Input material:
|---|

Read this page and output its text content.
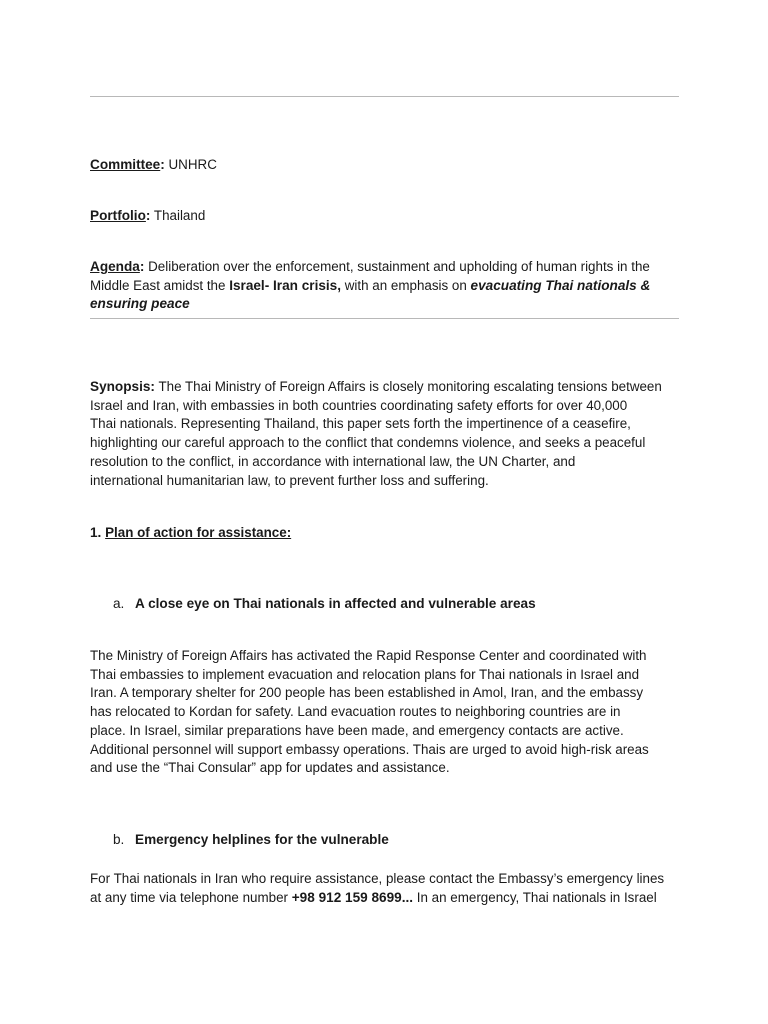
Committee: UNHRC
Portfolio: Thailand
Agenda: Deliberation over the enforcement, sustainment and upholding of human rights in the
Middle East amidst the Israel- Iran crisis, with an emphasis on evacuating Thai nationals &
ensuring peace
Synopsis: The Thai Ministry of Foreign Affairs is closely monitoring escalating tensions between
Israel and Iran, with embassies in both countries coordinating safety efforts for over 40,000
Thai nationals. Representing Thailand, this paper sets forth the impertinence of a ceasefire,
highlighting our careful approach to the conflict that condemns violence, and seeks a peaceful
resolution to the conflict, in accordance with international law, the UN Charter, and
international humanitarian law, to prevent further loss and suffering.
1. Plan of action for assistance:
a. A close eye on Thai nationals in affected and vulnerable areas
The Ministry of Foreign Affairs has activated the Rapid Response Center and coordinated with
Thai embassies to implement evacuation and relocation plans for Thai nationals in Israel and
Iran. A temporary shelter for 200 people has been established in Amol, Iran, and the embassy
has relocated to Kordan for safety. Land evacuation routes to neighboring countries are in
place. In Israel, similar preparations have been made, and emergency contacts are active.
Additional personnel will support embassy operations. Thais are urged to avoid high-risk areas
and use the “Thai Consular” app for updates and assistance.
b. Emergency helplines for the vulnerable
For Thai nationals in Iran who require assistance, please contact the Embassy’s emergency lines
at any time via telephone number +98 912 159 8699... In an emergency, Thai nationals in Israel
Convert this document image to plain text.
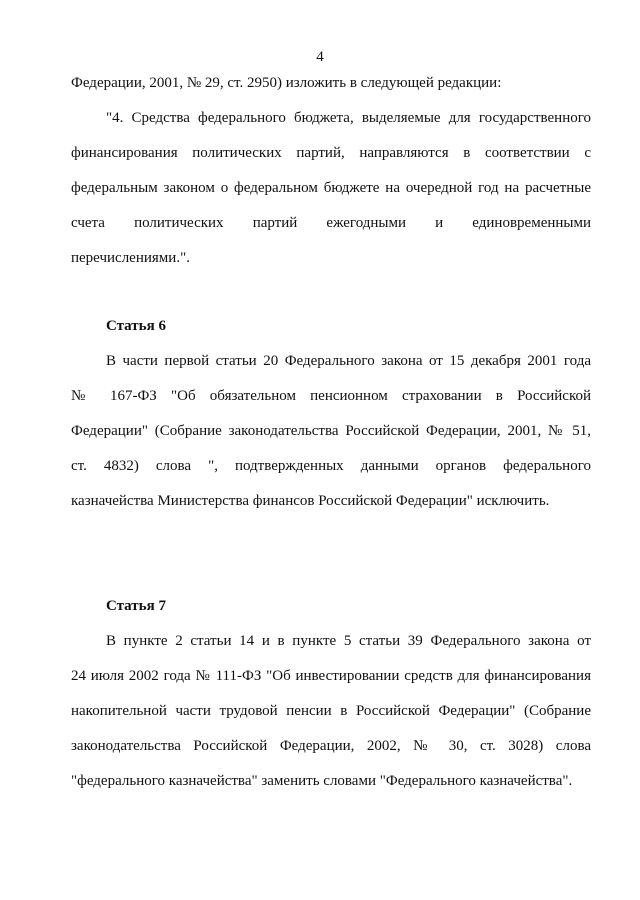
4
Федерации, 2001, № 29, ст. 2950) изложить в следующей редакции:
"4. Средства федерального бюджета, выделяемые для государственного
финансирования политических партий, направляются в соответствии с
федеральным законом о федеральном бюджете на очередной год на расчетные
счета политических партий ежегодными и единовременными
перечислениями.".
Статья 6
В части первой статьи 20 Федерального закона от 15 декабря 2001 года
№ 167-ФЗ "Об обязательном пенсионном страховании в Российской
Федерации" (Собрание законодательства Российской Федерации, 2001, № 51,
ст. 4832) слова ", подтвержденных данными органов федерального
казначейства Министерства финансов Российской Федерации" исключить.
Статья 7
В пункте 2 статьи 14 и в пункте 5 статьи 39 Федерального закона от
24 июля 2002 года № 111-ФЗ "Об инвестировании средств для финансирования
накопительной части трудовой пенсии в Российской Федерации" (Собрание
законодательства Российской Федерации, 2002, № 30, ст. 3028) слова
"федерального казначейства" заменить словами "Федерального казначейства".
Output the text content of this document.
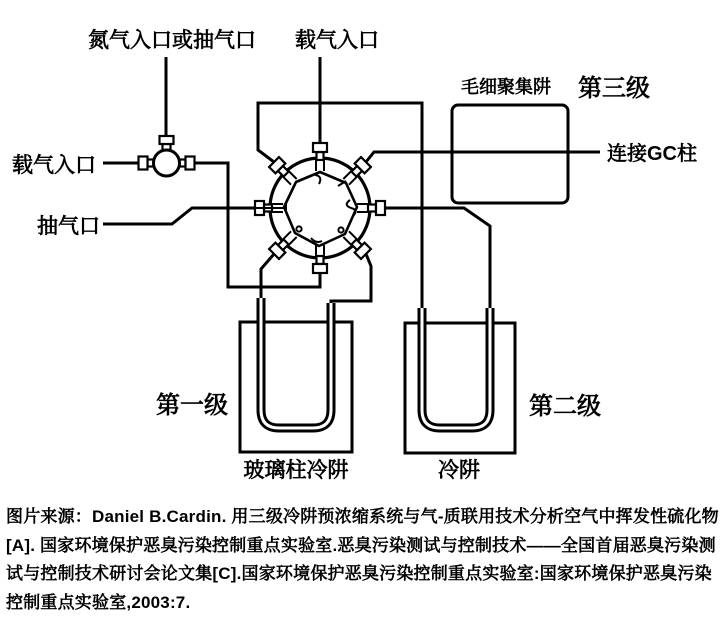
氮气入口或抽气口 载气入口
载气入口
抽气口
毛细聚集阱 第三级
连接GC柱
第一级	第二级
玻璃柱冷阱	冷阱
图片来源：Daniel B.Cardin. 用三级冷阱预浓缩系统与气-质联用技术分析空气中挥发性硫化物
[A]. 国家环境保护恶臭污染控制重点实验室.恶臭污染测试与控制技术——全国首届恶臭污染测
试与控制技术研讨会论文集[C].国家环境保护恶臭污染控制重点实验室:国家环境保护恶臭污染
控制重点实验室,2003:7.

|---|

Task goal: Pull out each line holding the string "国家环境保护恶臭污染控制重点实验室".

The reply:
[A]. 国家环境保护恶臭污染控制重点实验室.恶臭污染测试与控制技术——全国首届恶臭污染测
试与控制技术研讨会论文集[C].国家环境保护恶臭污染控制重点实验室:国家环境保护恶臭污染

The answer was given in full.